**Task statement**
Could the records be returned exactly, with the pictures left out?

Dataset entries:

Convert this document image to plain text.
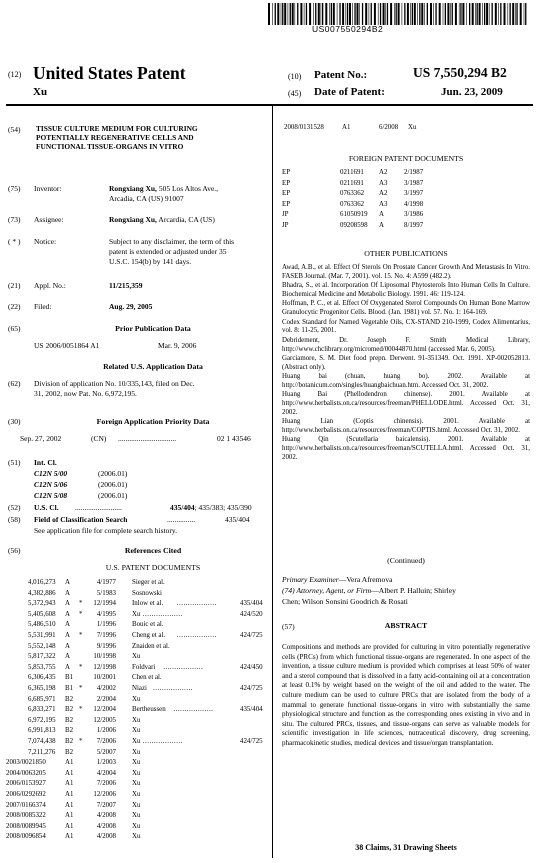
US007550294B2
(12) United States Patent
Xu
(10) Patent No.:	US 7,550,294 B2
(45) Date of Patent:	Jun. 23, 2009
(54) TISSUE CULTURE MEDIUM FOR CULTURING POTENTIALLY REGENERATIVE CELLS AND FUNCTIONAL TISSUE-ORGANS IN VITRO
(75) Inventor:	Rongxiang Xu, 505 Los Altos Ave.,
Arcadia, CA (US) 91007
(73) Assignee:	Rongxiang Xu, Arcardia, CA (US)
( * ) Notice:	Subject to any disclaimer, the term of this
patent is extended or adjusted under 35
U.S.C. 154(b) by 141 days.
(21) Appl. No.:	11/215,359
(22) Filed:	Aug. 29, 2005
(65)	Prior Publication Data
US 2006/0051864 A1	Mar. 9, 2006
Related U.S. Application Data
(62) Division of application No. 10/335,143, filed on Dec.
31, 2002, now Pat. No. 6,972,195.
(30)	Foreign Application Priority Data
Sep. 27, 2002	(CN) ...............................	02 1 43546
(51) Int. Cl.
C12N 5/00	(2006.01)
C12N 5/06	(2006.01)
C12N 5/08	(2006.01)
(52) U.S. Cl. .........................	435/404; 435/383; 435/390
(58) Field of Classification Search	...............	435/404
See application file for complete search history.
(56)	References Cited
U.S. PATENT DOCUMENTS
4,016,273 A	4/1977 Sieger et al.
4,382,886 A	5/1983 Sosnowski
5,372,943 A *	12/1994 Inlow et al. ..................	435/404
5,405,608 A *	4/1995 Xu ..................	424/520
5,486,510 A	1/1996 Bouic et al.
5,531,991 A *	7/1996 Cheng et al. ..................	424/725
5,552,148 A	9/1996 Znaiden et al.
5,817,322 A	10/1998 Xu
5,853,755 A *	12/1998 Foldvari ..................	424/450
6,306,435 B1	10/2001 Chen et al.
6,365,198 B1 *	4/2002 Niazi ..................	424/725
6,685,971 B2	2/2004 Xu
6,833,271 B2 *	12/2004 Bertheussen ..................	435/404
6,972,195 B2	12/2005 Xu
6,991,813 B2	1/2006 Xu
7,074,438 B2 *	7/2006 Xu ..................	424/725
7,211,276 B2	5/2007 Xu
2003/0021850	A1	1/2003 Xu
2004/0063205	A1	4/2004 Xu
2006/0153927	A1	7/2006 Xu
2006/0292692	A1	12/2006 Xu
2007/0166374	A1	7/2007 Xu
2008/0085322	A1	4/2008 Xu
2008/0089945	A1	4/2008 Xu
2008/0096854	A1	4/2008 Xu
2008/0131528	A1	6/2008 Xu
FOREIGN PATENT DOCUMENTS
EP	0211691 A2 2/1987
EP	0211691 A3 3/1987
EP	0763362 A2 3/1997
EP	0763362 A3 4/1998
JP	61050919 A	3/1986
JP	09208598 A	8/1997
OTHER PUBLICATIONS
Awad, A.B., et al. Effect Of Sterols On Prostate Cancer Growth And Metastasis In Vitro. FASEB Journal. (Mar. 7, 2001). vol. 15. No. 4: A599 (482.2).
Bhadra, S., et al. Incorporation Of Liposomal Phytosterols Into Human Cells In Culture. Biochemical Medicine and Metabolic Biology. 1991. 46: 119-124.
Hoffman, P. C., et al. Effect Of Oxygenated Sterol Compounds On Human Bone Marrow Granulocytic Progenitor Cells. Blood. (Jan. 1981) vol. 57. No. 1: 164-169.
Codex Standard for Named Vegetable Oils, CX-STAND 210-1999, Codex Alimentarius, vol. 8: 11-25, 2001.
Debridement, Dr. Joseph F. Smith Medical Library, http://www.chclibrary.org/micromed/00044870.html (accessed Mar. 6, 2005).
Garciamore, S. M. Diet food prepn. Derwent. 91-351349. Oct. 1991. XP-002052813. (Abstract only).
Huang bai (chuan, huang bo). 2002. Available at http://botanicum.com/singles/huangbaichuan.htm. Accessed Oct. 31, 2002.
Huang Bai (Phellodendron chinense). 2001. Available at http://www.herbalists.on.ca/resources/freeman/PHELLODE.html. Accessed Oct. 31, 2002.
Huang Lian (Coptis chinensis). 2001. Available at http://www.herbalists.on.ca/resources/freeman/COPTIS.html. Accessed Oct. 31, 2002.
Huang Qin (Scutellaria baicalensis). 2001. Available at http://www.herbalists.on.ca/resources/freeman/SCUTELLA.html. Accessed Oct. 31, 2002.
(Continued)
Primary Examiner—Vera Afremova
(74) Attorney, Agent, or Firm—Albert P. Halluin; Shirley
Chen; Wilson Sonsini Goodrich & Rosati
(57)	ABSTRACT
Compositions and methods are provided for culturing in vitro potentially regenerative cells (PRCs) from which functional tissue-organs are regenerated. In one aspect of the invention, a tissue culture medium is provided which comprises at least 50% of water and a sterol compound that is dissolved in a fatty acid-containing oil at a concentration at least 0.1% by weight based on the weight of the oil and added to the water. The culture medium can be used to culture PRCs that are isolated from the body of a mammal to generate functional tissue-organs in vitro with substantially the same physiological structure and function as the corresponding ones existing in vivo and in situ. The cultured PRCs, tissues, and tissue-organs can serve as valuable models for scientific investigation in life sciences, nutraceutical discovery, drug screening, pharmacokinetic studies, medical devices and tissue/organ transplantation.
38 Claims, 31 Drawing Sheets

**Solution below**
Convert this document image to plain text.
US007550294B2
(12) United States Patent
Xu
(10) Patent No.:	US 7,550,294 B2
(45) Date of Patent:	Jun. 23, 2009
(54) TISSUE CULTURE MEDIUM FOR CULTURING POTENTIALLY REGENERATIVE CELLS AND FUNCTIONAL TISSUE-ORGANS IN VITRO
(75) Inventor:	Rongxiang Xu, 505 Los Altos Ave.,
Arcadia, CA (US) 91007
(73) Assignee:	Rongxiang Xu, Arcardia, CA (US)
( * ) Notice:	Subject to any disclaimer, the term of this
patent is extended or adjusted under 35
U.S.C. 154(b) by 141 days.
(21) Appl. No.:	11/215,359
(22) Filed:	Aug. 29, 2005
(65)	Prior Publication Data
US 2006/0051864 A1	Mar. 9, 2006
Related U.S. Application Data
(62) Division of application No. 10/335,143, filed on Dec.
31, 2002, now Pat. No. 6,972,195.
(30)	Foreign Application Priority Data
Sep. 27, 2002	(CN) ...............................	02 1 43546
(51) Int. Cl.
C12N 5/00	(2006.01)
C12N 5/06	(2006.01)
C12N 5/08	(2006.01)
(52) U.S. Cl. .........................	435/404; 435/383; 435/390
(58) Field of Classification Search	...............	435/404
See application file for complete search history.
(56)	References Cited
U.S. PATENT DOCUMENTS
4,016,273 A	4/1977 Sieger et al.
4,382,886 A	5/1983 Sosnowski
5,372,943 A *	12/1994 Inlow et al. ..................	435/404
5,405,608 A *	4/1995 Xu ..................	424/520
5,486,510 A	1/1996 Bouic et al.
5,531,991 A *	7/1996 Cheng et al. ..................	424/725
5,552,148 A	9/1996 Znaiden et al.
5,817,322 A	10/1998 Xu
5,853,755 A *	12/1998 Foldvari ..................	424/450
6,306,435 B1	10/2001 Chen et al.
6,365,198 B1 *	4/2002 Niazi ..................	424/725
6,685,971 B2	2/2004 Xu
6,833,271 B2 *	12/2004 Bertheussen ..................	435/404
6,972,195 B2	12/2005 Xu
6,991,813 B2	1/2006 Xu
7,074,438 B2 *	7/2006 Xu ..................	424/725
7,211,276 B2	5/2007 Xu
2003/0021850	A1	1/2003 Xu
2004/0063205	A1	4/2004 Xu
2006/0153927	A1	7/2006 Xu
2006/0292692	A1	12/2006 Xu
2007/0166374	A1	7/2007 Xu
2008/0085322	A1	4/2008 Xu
2008/0089945	A1	4/2008 Xu
2008/0096854	A1	4/2008 Xu
2008/0131528	A1	6/2008 Xu
FOREIGN PATENT DOCUMENTS
EP	0211691 A2 2/1987
EP	0211691 A3 3/1987
EP	0763362 A2 3/1997
EP	0763362 A3 4/1998
JP	61050919 A	3/1986
JP	09208598 A	8/1997
OTHER PUBLICATIONS
Awad, A.B., et al. Effect Of Sterols On Prostate Cancer Growth And Metastasis In Vitro. FASEB Journal. (Mar. 7, 2001). vol. 15. No. 4: A599 (482.2).
Bhadra, S., et al. Incorporation Of Liposomal Phytosterols Into Human Cells In Culture. Biochemical Medicine and Metabolic Biology. 1991. 46: 119-124.
Hoffman, P. C., et al. Effect Of Oxygenated Sterol Compounds On Human Bone Marrow Granulocytic Progenitor Cells. Blood. (Jan. 1981) vol. 57. No. 1: 164-169.
Codex Standard for Named Vegetable Oils, CX-STAND 210-1999, Codex Alimentarius, vol. 8: 11-25, 2001.
Debridement, Dr. Joseph F. Smith Medical Library, http://www.chclibrary.org/micromed/00044870.html (accessed Mar. 6, 2005).
Garciamore, S. M. Diet food prepn. Derwent. 91-351349. Oct. 1991. XP-002052813. (Abstract only).
Huang bai (chuan, huang bo). 2002. Available at http://botanicum.com/singles/huangbaichuan.htm. Accessed Oct. 31, 2002.
Huang Bai (Phellodendron chinense). 2001. Available at http://www.herbalists.on.ca/resources/freeman/PHELLODE.html. Accessed Oct. 31, 2002.
Huang Lian (Coptis chinensis). 2001. Available at http://www.herbalists.on.ca/resources/freeman/COPTIS.html. Accessed Oct. 31, 2002.
Huang Qin (Scutellaria baicalensis). 2001. Available at http://www.herbalists.on.ca/resources/freeman/SCUTELLA.html. Accessed Oct. 31, 2002.
(Continued)
Primary Examiner—Vera Afremova
(74) Attorney, Agent, or Firm—Albert P. Halluin; Shirley
Chen; Wilson Sonsini Goodrich & Rosati
(57)	ABSTRACT
Compositions and methods are provided for culturing in vitro potentially regenerative cells (PRCs) from which functional tissue-organs are regenerated. In one aspect of the invention, a tissue culture medium is provided which comprises at least 50% of water and a sterol compound that is dissolved in a fatty acid-containing oil at a concentration at least 0.1% by weight based on the weight of the oil and added to the water. The culture medium can be used to culture PRCs that are isolated from the body of a mammal to generate functional tissue-organs in vitro with substantially the same physiological structure and function as the corresponding ones existing in vivo and in situ. The cultured PRCs, tissues, and tissue-organs can serve as valuable models for scientific investigation in life sciences, nutraceutical discovery, drug screening, pharmacokinetic studies, medical devices and tissue/organ transplantation.
38 Claims, 31 Drawing Sheets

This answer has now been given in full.